Collected data entries
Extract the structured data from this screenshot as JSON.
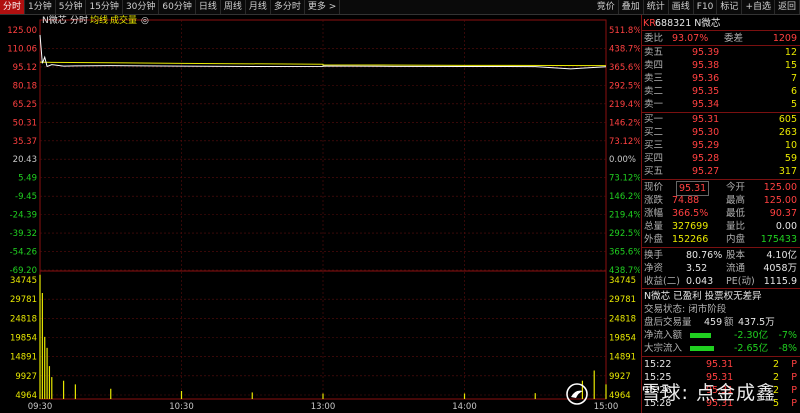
{
  "toolbar": {
    "left": [
      "分时",
      "1分钟",
      "5分钟",
      "15分钟",
      "30分钟",
      "60分钟",
      "日线",
      "周线",
      "月线",
      "多分时",
      "更多 >"
    ],
    "right": [
      "竞价",
      "叠加",
      "统计",
      "画线",
      "F10",
      "标记",
      "+自选",
      "返回"
    ]
  },
  "chart_header": {
    "name": "N微芯",
    "tabs": [
      "分时",
      "均线",
      "成交量"
    ],
    "badge": "◎"
  },
  "price_axis_left": [
    "125.00",
    "110.06",
    "95.12",
    "80.18",
    "65.25",
    "50.31",
    "35.37",
    "20.43",
    "5.49",
    "-9.45",
    "-24.39",
    "-39.32",
    "-54.26",
    "-69.20"
  ],
  "price_axis_right": [
    "511.8%",
    "438.7%",
    "365.6%",
    "292.5%",
    "219.4%",
    "146.2%",
    "73.12%",
    "0.00%",
    "73.12%",
    "146.2%",
    "219.4%",
    "292.5%",
    "365.6%",
    "438.7%"
  ],
  "volume_axis_left": [
    "34745",
    "29781",
    "24818",
    "19854",
    "14891",
    "9927",
    "4964"
  ],
  "volume_axis_right": [
    "34745",
    "29781",
    "24818",
    "19854",
    "14891",
    "9927",
    "4964"
  ],
  "time_axis": [
    "09:30",
    "10:30",
    "13:00",
    "14:00",
    "15:00"
  ],
  "chart_data": {
    "type": "line",
    "price_series": {
      "x": [
        "09:30",
        "09:31",
        "09:32",
        "09:33",
        "09:35",
        "09:40",
        "09:45",
        "10:00",
        "10:30",
        "11:00",
        "11:30",
        "13:00",
        "13:30",
        "14:00",
        "14:30",
        "14:45",
        "14:50",
        "15:00"
      ],
      "values": [
        121.0,
        98.0,
        103.0,
        95.5,
        97.0,
        95.8,
        96.0,
        96.2,
        95.8,
        95.5,
        95.6,
        95.9,
        95.6,
        95.5,
        95.4,
        93.5,
        94.2,
        95.31
      ]
    },
    "avg_series": {
      "x": [
        "09:30",
        "09:35",
        "10:00",
        "10:30",
        "11:30",
        "13:00",
        "14:00",
        "15:00"
      ],
      "values": [
        99.0,
        98.8,
        98.5,
        98.0,
        97.3,
        96.8,
        96.4,
        96.2
      ]
    },
    "volume": {
      "x": [
        "09:30",
        "09:31",
        "09:32",
        "09:33",
        "09:34",
        "09:35",
        "09:40",
        "09:45",
        "10:00",
        "10:30",
        "11:00",
        "13:00",
        "14:00",
        "14:30",
        "14:50",
        "14:55",
        "15:00"
      ],
      "values": [
        34000,
        29000,
        17000,
        14000,
        9000,
        6000,
        5000,
        4000,
        2800,
        2200,
        1800,
        1500,
        1500,
        1600,
        5000,
        7800,
        4000
      ]
    },
    "price_range": [
      -69.2,
      125.0
    ],
    "volume_range": [
      0,
      34745
    ]
  },
  "quote": {
    "title_prefix": "KR",
    "title": "688321 N微芯",
    "weibi": "委比",
    "weibi_v": "93.07%",
    "weicha": "委差",
    "weicha_v": "1209",
    "asks": [
      {
        "label": "卖五",
        "price": "95.39",
        "vol": "12"
      },
      {
        "label": "卖四",
        "price": "95.38",
        "vol": "15"
      },
      {
        "label": "卖三",
        "price": "95.36",
        "vol": "7"
      },
      {
        "label": "卖二",
        "price": "95.35",
        "vod": "",
        "vol": "6"
      },
      {
        "label": "卖一",
        "price": "95.34",
        "vol": "5"
      }
    ],
    "bids": [
      {
        "label": "买一",
        "price": "95.31",
        "vol": "605"
      },
      {
        "label": "买二",
        "price": "95.30",
        "vol": "263"
      },
      {
        "label": "买三",
        "price": "95.29",
        "vol": "10"
      },
      {
        "label": "买四",
        "price": "95.28",
        "vol": "59"
      },
      {
        "label": "买五",
        "price": "95.27",
        "vol": "317"
      }
    ],
    "stats": [
      {
        "l1": "现价",
        "v1": "95.31",
        "l2": "今开",
        "v2": "125.00"
      },
      {
        "l1": "涨跌",
        "v1": "74.88",
        "l2": "最高",
        "v2": "125.00"
      },
      {
        "l1": "涨幅",
        "v1": "366.5%",
        "l2": "最低",
        "v2": "90.37"
      },
      {
        "l1": "总量",
        "v1": "327699",
        "l2": "量比",
        "v2": "0.00"
      },
      {
        "l1": "外盘",
        "v1": "152266",
        "l2": "内盘",
        "v2": "175433"
      }
    ],
    "stats2": [
      {
        "l1": "换手",
        "v1": "80.76%",
        "l2": "股本",
        "v2": "4.10亿"
      },
      {
        "l1": "净资",
        "v1": "3.52",
        "l2": "流通",
        "v2": "4058万"
      },
      {
        "l1": "收益(二)",
        "v1": "0.043",
        "l2": "PE(动)",
        "v2": "1115.9"
      }
    ],
    "info_line1": "N微芯 已盈利 投票权无差异",
    "info_line2": "交易状态: 闭市阶段",
    "info_line3_a": "盘后交易量",
    "info_line3_b": "459",
    "info_line3_c": "额",
    "info_line3_d": "437.5万",
    "flow": [
      {
        "label": "净流入额",
        "value": "-2.30亿",
        "pct": "-7%",
        "fill": 0.7
      },
      {
        "label": "大宗流入",
        "value": "-2.65亿",
        "pct": "-8%",
        "fill": 0.8
      }
    ],
    "ticks": [
      {
        "time": "15:22",
        "price": "95.31",
        "vol": "2",
        "flag": "P"
      },
      {
        "time": "15:25",
        "price": "95.31",
        "vol": "2",
        "flag": "P"
      },
      {
        "time": "15:26",
        "price": "95.31",
        "vol": "2",
        "flag": "P"
      },
      {
        "time": "15:28",
        "price": "95.31",
        "vol": "5",
        "flag": "P"
      }
    ]
  },
  "watermark": "雪球: 点金成鑫"
}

## Exercise aim:
Examine the entries and report how many of their lines contain the string "label", giving no more than the number.

## In response:
12